In the majority of cases, Ransomware hits the local laptop or desktop, encrypts local files/folders but leaves the Windows System environment accessible. Businesses need to consider the effect of file shares and also replication processes. If you operate a DFS environment, and a data share gets encrypted, it's only a matter of time before the encrypted state is replicated. There are no recorded events, at the time of writing, where Ransomware affects a Sharepoint implementation through a web portal or interface (mapped Storage repository could be), but this could be a matter of time only.

Additionally, Ransomware is considered to be a single infection, in the near-term future we may see self-propagating Ransomware across your desktop or server estate.


5 Steps to Protect Yourself Against Ransomware

Below we list a number of steps, processes and procedures that we consider to be critical to ensure that you are as protected as you can be against infection.

  1. Review your Traditional AV vendor against today's Next Generation providers. Some providers operate a behavioural method to detect malicious applications and services, others work on an algorithm which are quite effective, where others determine what the malware is doing in a sandbox. All look at the outcome and make a decision on what it should do next. Protect your Endpoints
  2. Review where your critical data is stored. Look at file shares, ensure you have a good RPO on getting your business back up and running quickly and efficiently. Is anything stored on the local PC - do you need to look at a local endpoint backup? Review your IT users, sometimes DBA’s have file shares mapped for ease of use for their day to day operations. This can be unavoidable, but inherently vulnerable.Where possible, review all file shares and operate on a least privilege scenario. If a user has full access, but only needs read, remove that higher privilege
  3. Notifications and Alerts - would your systems and services notify IT Administrators if it noticed a mass change in files?

Description of the task: Can you resume the ransomware text from its last sentence? The entries that come next are separate material and have nothing to do with the ransomware text.

Supplied data:
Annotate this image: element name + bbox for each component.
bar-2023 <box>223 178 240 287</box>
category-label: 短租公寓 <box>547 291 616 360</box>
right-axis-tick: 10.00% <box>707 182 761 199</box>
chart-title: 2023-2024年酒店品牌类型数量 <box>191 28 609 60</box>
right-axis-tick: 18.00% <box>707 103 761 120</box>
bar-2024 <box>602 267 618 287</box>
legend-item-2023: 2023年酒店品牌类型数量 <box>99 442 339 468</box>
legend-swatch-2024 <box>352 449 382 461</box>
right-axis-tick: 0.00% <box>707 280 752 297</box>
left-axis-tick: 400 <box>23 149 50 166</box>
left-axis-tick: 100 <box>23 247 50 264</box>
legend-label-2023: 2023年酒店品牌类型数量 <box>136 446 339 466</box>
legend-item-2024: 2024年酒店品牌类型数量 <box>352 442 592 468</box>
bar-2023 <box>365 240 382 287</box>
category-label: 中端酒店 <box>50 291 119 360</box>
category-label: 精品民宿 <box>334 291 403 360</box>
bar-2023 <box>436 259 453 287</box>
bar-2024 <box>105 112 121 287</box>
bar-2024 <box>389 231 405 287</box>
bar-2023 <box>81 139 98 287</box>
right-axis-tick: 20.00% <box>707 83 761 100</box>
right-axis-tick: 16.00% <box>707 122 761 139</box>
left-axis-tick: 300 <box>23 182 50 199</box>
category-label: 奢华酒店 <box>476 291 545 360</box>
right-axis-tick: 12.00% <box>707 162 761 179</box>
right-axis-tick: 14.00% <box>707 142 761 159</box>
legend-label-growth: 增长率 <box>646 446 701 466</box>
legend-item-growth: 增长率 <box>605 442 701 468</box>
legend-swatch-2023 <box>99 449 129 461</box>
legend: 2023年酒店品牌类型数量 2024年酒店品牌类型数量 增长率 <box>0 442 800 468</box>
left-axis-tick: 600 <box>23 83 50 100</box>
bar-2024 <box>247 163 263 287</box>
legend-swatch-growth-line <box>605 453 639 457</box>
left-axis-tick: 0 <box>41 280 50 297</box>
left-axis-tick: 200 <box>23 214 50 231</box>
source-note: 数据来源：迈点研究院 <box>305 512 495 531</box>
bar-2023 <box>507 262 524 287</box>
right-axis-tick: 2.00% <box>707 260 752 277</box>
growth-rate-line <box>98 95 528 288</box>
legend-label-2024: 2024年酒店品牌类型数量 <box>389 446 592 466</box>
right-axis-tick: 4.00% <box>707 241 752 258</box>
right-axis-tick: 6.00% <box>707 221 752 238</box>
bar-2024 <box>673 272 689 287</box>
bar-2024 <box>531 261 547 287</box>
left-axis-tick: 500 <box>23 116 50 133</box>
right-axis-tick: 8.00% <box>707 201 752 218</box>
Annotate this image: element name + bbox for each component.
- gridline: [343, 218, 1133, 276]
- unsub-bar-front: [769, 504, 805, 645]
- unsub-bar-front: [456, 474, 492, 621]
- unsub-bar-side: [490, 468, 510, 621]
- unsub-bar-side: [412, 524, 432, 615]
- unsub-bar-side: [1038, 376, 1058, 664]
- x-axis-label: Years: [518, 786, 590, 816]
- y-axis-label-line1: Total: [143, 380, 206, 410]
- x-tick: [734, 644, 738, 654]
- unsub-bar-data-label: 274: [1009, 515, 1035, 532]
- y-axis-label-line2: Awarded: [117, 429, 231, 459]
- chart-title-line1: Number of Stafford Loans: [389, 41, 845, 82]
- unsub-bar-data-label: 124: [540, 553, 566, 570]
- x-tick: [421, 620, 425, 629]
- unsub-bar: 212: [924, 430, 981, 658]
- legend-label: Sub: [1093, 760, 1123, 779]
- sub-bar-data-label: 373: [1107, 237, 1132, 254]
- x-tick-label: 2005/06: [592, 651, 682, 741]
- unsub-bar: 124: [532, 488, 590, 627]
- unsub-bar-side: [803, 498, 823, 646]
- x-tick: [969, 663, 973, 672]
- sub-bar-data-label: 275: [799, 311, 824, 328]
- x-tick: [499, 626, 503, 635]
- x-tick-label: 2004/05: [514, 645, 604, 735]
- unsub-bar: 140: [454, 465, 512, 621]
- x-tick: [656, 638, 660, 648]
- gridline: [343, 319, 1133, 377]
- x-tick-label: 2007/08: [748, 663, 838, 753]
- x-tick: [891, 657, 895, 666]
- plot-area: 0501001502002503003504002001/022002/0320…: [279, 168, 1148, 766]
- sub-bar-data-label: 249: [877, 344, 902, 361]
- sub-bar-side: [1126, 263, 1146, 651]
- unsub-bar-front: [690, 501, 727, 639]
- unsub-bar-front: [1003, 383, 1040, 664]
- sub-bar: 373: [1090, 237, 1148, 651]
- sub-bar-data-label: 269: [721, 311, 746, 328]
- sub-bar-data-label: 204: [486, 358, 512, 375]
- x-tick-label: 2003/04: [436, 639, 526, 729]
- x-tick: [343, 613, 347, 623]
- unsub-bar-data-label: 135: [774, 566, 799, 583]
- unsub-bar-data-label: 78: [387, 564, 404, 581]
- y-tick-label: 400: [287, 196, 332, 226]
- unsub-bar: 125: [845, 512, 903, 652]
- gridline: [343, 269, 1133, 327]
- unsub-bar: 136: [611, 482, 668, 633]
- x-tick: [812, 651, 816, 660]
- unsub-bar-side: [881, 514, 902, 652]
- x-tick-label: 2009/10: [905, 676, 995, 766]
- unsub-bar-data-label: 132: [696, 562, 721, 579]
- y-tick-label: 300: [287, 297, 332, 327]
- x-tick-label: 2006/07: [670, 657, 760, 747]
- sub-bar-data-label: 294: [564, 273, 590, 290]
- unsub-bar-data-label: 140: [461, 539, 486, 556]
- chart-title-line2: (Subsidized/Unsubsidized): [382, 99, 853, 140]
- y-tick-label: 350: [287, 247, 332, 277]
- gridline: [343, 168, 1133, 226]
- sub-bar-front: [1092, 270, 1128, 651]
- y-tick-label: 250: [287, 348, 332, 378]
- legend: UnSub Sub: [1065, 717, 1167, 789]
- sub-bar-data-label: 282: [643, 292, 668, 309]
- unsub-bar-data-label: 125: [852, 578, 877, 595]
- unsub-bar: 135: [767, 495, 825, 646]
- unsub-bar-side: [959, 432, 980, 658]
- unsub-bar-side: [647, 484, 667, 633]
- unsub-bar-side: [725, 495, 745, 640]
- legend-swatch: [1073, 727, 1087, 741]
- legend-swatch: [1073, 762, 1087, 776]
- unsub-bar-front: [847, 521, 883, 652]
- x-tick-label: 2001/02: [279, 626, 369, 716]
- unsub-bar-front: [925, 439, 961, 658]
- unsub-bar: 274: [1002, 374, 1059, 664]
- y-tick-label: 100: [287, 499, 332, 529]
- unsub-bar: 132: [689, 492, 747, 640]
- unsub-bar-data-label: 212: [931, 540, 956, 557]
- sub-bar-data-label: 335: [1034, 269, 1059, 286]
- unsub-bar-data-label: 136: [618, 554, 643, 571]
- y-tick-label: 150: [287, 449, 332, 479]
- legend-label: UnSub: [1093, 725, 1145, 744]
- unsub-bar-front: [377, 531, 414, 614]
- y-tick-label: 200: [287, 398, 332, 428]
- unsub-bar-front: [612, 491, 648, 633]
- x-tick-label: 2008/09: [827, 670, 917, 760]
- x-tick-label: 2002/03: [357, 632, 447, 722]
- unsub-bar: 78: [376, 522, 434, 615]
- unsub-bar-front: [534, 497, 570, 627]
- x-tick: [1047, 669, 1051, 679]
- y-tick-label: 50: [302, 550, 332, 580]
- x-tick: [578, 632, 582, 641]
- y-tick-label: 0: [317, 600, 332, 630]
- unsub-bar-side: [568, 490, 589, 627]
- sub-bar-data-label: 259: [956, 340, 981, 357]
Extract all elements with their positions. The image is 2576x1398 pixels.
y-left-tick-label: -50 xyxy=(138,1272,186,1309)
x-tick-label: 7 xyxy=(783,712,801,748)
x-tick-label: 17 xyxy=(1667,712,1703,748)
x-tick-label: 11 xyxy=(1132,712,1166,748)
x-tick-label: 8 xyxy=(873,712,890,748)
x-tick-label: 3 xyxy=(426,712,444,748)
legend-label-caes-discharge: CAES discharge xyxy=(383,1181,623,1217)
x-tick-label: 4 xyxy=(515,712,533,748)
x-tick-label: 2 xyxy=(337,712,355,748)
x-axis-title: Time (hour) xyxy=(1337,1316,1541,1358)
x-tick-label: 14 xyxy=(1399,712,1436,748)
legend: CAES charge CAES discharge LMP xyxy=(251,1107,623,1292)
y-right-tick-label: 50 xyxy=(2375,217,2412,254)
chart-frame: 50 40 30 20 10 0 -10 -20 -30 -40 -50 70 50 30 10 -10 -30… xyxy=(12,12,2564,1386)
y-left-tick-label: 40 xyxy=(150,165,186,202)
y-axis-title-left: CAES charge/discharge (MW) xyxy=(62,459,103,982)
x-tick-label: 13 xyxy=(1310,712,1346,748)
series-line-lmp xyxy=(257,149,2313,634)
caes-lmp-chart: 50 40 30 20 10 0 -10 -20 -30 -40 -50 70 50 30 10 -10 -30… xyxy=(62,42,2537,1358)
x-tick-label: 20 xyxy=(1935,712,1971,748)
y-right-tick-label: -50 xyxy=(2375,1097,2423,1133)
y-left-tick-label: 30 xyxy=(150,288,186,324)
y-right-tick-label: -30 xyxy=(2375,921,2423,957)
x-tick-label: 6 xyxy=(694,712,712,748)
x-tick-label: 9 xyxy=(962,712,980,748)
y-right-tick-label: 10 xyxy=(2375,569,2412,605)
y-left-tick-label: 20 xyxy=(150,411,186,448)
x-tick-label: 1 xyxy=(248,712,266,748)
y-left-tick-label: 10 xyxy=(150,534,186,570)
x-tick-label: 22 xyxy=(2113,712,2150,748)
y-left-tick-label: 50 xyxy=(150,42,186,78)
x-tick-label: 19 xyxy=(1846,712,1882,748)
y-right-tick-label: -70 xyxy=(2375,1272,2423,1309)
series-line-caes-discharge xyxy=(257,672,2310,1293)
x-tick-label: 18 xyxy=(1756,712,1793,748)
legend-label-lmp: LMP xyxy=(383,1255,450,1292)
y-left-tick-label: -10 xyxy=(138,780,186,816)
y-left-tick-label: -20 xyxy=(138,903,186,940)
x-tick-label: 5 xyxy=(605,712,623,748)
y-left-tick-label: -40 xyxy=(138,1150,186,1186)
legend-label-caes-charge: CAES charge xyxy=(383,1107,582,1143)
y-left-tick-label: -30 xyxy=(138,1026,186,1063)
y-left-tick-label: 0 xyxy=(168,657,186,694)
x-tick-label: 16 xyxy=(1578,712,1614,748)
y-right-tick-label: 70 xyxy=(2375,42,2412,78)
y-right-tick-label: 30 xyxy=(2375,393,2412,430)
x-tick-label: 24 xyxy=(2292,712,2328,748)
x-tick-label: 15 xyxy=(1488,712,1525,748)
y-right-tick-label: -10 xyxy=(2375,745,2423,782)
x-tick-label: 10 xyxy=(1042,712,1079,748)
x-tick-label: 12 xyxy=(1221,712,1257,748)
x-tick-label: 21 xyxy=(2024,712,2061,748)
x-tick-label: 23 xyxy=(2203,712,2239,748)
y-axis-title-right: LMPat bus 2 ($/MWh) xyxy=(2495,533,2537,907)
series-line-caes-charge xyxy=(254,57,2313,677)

Response:
  4. Patching - Where you can, patch aggressively. Ransomware is delivered, more often than not, through a vulnerability in an application or operating system.
  5. User Education. Your business user is most likely to be the cause of an infection. Zero day attacks may get through your perimeter defences, but it's just waiting, for example, in an email for just one user to click and open. Educate users to recognise the threat in emails, for example. Is this an email they are expecting, is it asking them to download something and enable active content in a Word document.

A lot of businesses today don't have the budgets for the Next Generation AV solutions being touted as the Solution for Ransomware. If you do get infected, if you don't have the budget for the high end Next Generation AV solutions, then the following high level steps should be observed;

  • Contain - isolate the machine
  • Incident - make sure you have fully identified the scope of the incident - is it on one machine? how was it infected? are there other systems at risk?
  • Infected Machines - the ideal is to replace or completely rebuild any affected machine, although it's important to make sure you have identified the source of the infection to prevent it happening again - was it from an email? and infected web page? 
  • Restore - need to restore from a clean backup
  • Call an expert - ensure you know the infection method, the vulnerability and what to do for active next steps.

Summary

Ransomware is just beginning to transfer from individuals to businesses. In 2016 the focus seemed to be in the Health Sector and it’s only a matter of time before targeted attacks happen to businesses and organisations. Its moving from quick cash wins (which is extremely profitable in its own right) to focussing on Businesses with more resources available to them.

If you are seeking budget approval for any next generation service, the justification can be simple. Work out what the cost to the business where you estimate services would be offline during the period of recovery, and balance that out against the cost of the NextGen vendor service. 


Just makes you realise that we need to systemise best practices to the whole business to ensure its smooth running. Do you recommend backups daily, hourly or live?